Box coordinate listings:

-- begin --

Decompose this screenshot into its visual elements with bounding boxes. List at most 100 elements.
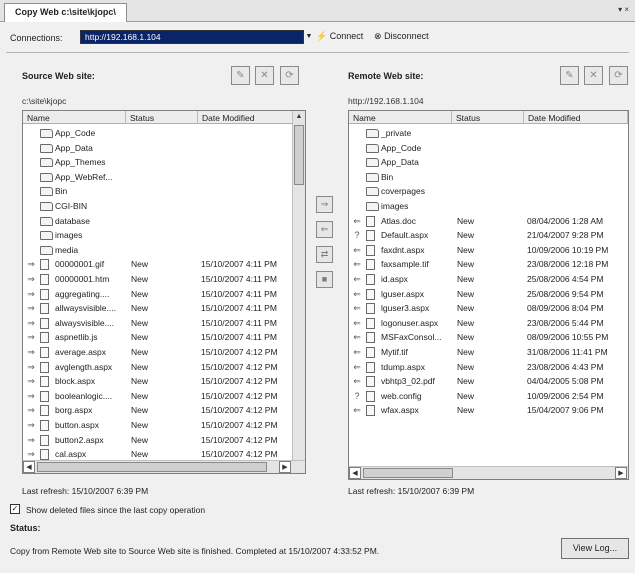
list-item[interactable]: Bin <box>349 171 628 185</box>
view-log-button[interactable]: View Log... <box>561 538 629 559</box>
source-refresh-button[interactable]: ⟳ <box>280 66 299 85</box>
list-item[interactable]: ⇐ lguser3.aspx New 08/09/2006 8:04 PM <box>349 302 628 316</box>
list-item[interactable]: ⇒ average.aspx New 15/10/2007 4:12 PM <box>23 346 291 360</box>
file-date-modified: 04/04/2005 5:08 PM <box>527 376 604 387</box>
disconnect-button[interactable]: ⊗ Disconnect <box>374 31 429 42</box>
file-status: New <box>131 332 149 343</box>
list-item[interactable]: ⇐ Mytif.tif New 31/08/2006 11:41 PM <box>349 346 628 360</box>
list-item[interactable]: ⇐ MSFaxConsol... New 08/09/2006 10:55 PM <box>349 331 628 345</box>
refresh-icon: ⟳ <box>614 70 623 81</box>
list-item[interactable]: ⇐ id.aspx New 25/08/2006 4:54 PM <box>349 273 628 287</box>
show-deleted-label[interactable]: Show deleted files since the last copy o… <box>26 505 205 515</box>
list-item[interactable]: ⇒ borg.aspx New 15/10/2007 4:12 PM <box>23 404 291 418</box>
column-header-name[interactable]: Name <box>349 111 452 124</box>
scroll-right-icon[interactable]: ▶ <box>279 461 291 473</box>
list-item[interactable]: ⇐ faxdnt.aspx New 10/09/2006 10:19 PM <box>349 244 628 258</box>
list-item[interactable]: ⇐ Atlas.doc New 08/04/2006 1:28 AM <box>349 215 628 229</box>
column-header-date-modified[interactable]: Date Modified <box>524 111 628 124</box>
list-item[interactable]: media <box>23 244 291 258</box>
stop-icon: ■ <box>321 274 328 284</box>
list-item[interactable]: ⇒ 00000001.htm New 15/10/2007 4:11 PM <box>23 273 291 287</box>
copy-to-remote-button[interactable]: ⇒ <box>316 196 333 213</box>
list-item[interactable]: App_Data <box>23 142 291 156</box>
list-item[interactable]: Bin <box>23 185 291 199</box>
file-date-modified: 15/10/2007 4:11 PM <box>201 288 277 299</box>
scroll-thumb[interactable] <box>37 462 267 472</box>
scroll-thumb[interactable] <box>294 125 304 185</box>
copy-to-source-button[interactable]: ⇐ <box>316 221 333 238</box>
file-status: New <box>131 317 149 328</box>
sync-direction-icon: ⇒ <box>27 259 35 270</box>
file-date-modified: 15/10/2007 4:12 PM <box>201 405 278 416</box>
list-item[interactable]: ⇒ allwaysvisible.... New 15/10/2007 4:11 PM <box>23 302 291 316</box>
list-item[interactable]: _private <box>349 127 628 141</box>
list-item[interactable]: images <box>23 229 291 243</box>
tab-menu-button[interactable]: ▾ × <box>618 5 629 14</box>
list-item[interactable]: images <box>349 200 628 214</box>
list-item[interactable]: ⇐ logonuser.aspx New 23/08/2006 5:44 PM <box>349 317 628 331</box>
source-edit-button[interactable]: ✎ <box>231 66 250 85</box>
list-item[interactable]: ⇒ aggregating.... New 15/10/2007 4:11 PM <box>23 288 291 302</box>
stop-button[interactable]: ■ <box>316 271 333 288</box>
list-item[interactable]: ? Default.aspx New 21/04/2007 9:28 PM <box>349 229 628 243</box>
status-label: Status: <box>10 523 41 533</box>
list-item[interactable]: CGI-BIN <box>23 200 291 214</box>
connection-url-field[interactable]: http://192.168.1.104 <box>80 30 304 44</box>
source-vertical-scrollbar[interactable]: ▲ <box>292 111 305 460</box>
file-status: New <box>457 405 475 416</box>
list-item[interactable]: ⇐ vbhtp3_02.pdf New 04/04/2005 5:08 PM <box>349 375 628 389</box>
source-file-list[interactable]: Name Status Date Modified ▲ ◀ ▶ App_Code… <box>22 110 306 474</box>
list-item[interactable]: App_Themes <box>23 156 291 170</box>
list-item[interactable]: ⇒ booleanlogic.... New 15/10/2007 4:12 PM <box>23 390 291 404</box>
list-item[interactable]: ⇒ alwaysvisible.... New 15/10/2007 4:11 PM <box>23 317 291 331</box>
remote-edit-button[interactable]: ✎ <box>560 66 579 85</box>
list-item[interactable]: ⇐ wfax.aspx New 15/04/2007 9:06 PM <box>349 404 628 418</box>
list-item[interactable]: App_Code <box>349 142 628 156</box>
scroll-left-icon[interactable]: ◀ <box>23 461 35 473</box>
column-header-date-modified[interactable]: Date Modified <box>198 111 293 124</box>
file-name: Bin <box>55 186 68 197</box>
list-item[interactable]: ⇐ faxsample.tif New 23/08/2006 12:18 PM <box>349 258 628 272</box>
folder-icon <box>40 143 53 153</box>
list-item[interactable]: ? web.config New 10/09/2006 2:54 PM <box>349 390 628 404</box>
list-item[interactable]: ⇒ block.aspx New 15/10/2007 4:12 PM <box>23 375 291 389</box>
list-item[interactable]: database <box>23 215 291 229</box>
file-status: New <box>457 230 475 241</box>
scroll-up-icon[interactable]: ▲ <box>293 111 305 123</box>
chevron-down-icon[interactable]: ▼ <box>304 30 314 44</box>
list-item[interactable]: ⇒ button2.aspx New 15/10/2007 4:12 PM <box>23 434 291 448</box>
list-item[interactable]: ⇒ cal.aspx New 15/10/2007 4:12 PM <box>23 448 291 462</box>
list-item[interactable]: ⇐ lguser.aspx New 25/08/2006 9:54 PM <box>349 288 628 302</box>
column-header-name[interactable]: Name <box>23 111 126 124</box>
list-item[interactable]: App_WebRef... <box>23 171 291 185</box>
connect-button[interactable]: ⚡ Connect <box>316 31 363 42</box>
file-date-modified: 10/09/2006 2:54 PM <box>527 390 604 401</box>
remote-delete-button[interactable]: ✕ <box>584 66 603 85</box>
show-deleted-checkbox[interactable]: ✓ <box>10 504 20 514</box>
list-item[interactable]: App_Code <box>23 127 291 141</box>
scroll-right-icon[interactable]: ▶ <box>615 467 627 479</box>
list-item[interactable]: coverpages <box>349 185 628 199</box>
scroll-thumb[interactable] <box>363 468 453 478</box>
scroll-left-icon[interactable]: ◀ <box>349 467 361 479</box>
file-icon <box>366 317 375 329</box>
file-status: New <box>457 259 475 270</box>
list-item[interactable]: ⇒ aspnetlib.js New 15/10/2007 4:11 PM <box>23 331 291 345</box>
list-item[interactable]: ⇒ button.aspx New 15/10/2007 4:12 PM <box>23 419 291 433</box>
remote-refresh-button[interactable]: ⟳ <box>609 66 628 85</box>
list-item[interactable]: ⇒ 00000001.gif New 15/10/2007 4:11 PM <box>23 258 291 272</box>
remote-horizontal-scrollbar[interactable]: ◀ ▶ <box>349 466 628 479</box>
synchronize-button[interactable]: ⇄ <box>316 246 333 263</box>
column-header-status[interactable]: Status <box>126 111 198 124</box>
list-item[interactable]: ⇒ avglength.aspx New 15/10/2007 4:12 PM <box>23 361 291 375</box>
remote-file-list[interactable]: Name Status Date Modified ◀ ▶ _private Ap… <box>348 110 629 480</box>
file-status: New <box>457 288 475 299</box>
list-item[interactable]: ⇐ tdump.aspx New 23/08/2006 4:43 PM <box>349 361 628 375</box>
conflict-icon: ? <box>354 390 360 401</box>
list-item[interactable]: App_Data <box>349 156 628 170</box>
sync-direction-icon: ⇒ <box>27 361 35 372</box>
source-delete-button[interactable]: ✕ <box>255 66 274 85</box>
column-header-status[interactable]: Status <box>452 111 524 124</box>
copy-web-tab[interactable]: Copy Web c:\site\kjopc\ <box>4 3 127 22</box>
remote-last-refresh: Last refresh: 15/10/2007 6:39 PM <box>348 486 475 496</box>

-- end --

- [Problem] Report every line of the records above that contains the string "stop", copying each such line in full.

- [The response]
stop-icon: ■ <box>321 274 328 284</box>
stop-button[interactable]: ■ <box>316 271 333 288</box>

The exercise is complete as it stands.